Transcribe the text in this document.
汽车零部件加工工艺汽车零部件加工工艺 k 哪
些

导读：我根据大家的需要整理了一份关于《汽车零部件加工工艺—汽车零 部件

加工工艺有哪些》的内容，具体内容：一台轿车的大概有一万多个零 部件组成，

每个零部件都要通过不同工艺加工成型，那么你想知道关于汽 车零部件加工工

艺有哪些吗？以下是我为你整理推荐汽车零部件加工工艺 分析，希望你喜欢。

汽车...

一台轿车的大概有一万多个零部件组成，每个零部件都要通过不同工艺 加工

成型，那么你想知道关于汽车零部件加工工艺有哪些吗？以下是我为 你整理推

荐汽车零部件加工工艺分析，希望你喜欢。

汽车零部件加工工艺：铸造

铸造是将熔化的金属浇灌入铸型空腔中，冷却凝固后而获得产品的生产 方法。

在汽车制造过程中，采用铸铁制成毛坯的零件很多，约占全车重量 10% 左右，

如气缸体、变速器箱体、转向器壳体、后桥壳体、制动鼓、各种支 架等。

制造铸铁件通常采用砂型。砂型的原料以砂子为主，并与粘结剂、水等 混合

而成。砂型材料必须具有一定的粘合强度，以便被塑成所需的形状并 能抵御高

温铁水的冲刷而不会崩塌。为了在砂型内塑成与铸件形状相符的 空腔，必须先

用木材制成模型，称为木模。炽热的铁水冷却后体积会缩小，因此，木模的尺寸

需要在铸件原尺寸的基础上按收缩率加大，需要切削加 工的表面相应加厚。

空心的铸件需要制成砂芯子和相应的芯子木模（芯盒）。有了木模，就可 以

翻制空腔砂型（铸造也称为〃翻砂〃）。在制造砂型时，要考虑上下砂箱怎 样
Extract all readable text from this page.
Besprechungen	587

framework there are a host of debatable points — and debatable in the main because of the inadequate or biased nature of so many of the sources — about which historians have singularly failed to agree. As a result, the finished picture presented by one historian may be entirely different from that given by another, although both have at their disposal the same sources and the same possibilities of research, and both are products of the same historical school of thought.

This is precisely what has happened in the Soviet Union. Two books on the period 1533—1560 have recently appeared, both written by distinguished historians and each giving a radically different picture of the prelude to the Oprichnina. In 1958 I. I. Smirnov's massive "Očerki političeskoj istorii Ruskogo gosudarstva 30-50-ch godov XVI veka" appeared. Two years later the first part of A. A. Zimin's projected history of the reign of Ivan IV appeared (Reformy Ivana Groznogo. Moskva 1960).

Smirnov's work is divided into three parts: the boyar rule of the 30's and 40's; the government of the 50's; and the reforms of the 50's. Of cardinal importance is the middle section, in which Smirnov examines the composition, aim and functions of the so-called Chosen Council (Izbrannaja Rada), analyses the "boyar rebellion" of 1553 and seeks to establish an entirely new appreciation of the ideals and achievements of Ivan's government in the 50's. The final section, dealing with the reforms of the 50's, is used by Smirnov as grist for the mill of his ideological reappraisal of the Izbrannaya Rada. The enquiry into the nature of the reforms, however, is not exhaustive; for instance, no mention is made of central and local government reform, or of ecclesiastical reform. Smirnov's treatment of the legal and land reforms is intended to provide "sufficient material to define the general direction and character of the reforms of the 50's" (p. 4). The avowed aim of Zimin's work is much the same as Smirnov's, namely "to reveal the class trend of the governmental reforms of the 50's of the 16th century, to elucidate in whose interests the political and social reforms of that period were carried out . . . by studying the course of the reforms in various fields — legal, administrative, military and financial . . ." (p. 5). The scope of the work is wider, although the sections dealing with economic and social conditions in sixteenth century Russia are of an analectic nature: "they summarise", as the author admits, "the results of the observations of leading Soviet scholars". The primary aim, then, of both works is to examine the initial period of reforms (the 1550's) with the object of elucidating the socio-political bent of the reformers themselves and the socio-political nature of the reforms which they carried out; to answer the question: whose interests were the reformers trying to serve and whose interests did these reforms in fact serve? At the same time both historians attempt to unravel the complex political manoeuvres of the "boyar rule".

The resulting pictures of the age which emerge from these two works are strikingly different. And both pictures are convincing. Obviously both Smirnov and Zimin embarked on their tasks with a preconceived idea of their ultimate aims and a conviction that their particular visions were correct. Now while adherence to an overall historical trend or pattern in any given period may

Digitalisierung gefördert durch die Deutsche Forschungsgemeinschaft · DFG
· · · ·
> **Given task**
Where a line holds "text", copy it out.

> **The answer**
Transcribe the text in this document.
Extract all readable text from this page.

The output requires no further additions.